___ Working data ___
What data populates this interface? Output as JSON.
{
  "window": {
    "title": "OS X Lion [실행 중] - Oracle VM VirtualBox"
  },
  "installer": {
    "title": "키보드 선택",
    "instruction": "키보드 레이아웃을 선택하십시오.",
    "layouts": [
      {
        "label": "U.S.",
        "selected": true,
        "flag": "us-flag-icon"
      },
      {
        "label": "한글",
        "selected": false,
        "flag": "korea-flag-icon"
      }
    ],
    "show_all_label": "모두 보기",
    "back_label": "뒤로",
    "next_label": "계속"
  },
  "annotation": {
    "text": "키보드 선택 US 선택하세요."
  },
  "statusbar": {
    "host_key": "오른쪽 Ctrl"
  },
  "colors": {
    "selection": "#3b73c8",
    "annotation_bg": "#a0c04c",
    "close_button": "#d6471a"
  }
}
___
> **Problem**: Collect every line from the records above that contains the word "icon".

> **Exercise output**:
        "flag": "us-flag-icon"
        "flag": "korea-flag-icon"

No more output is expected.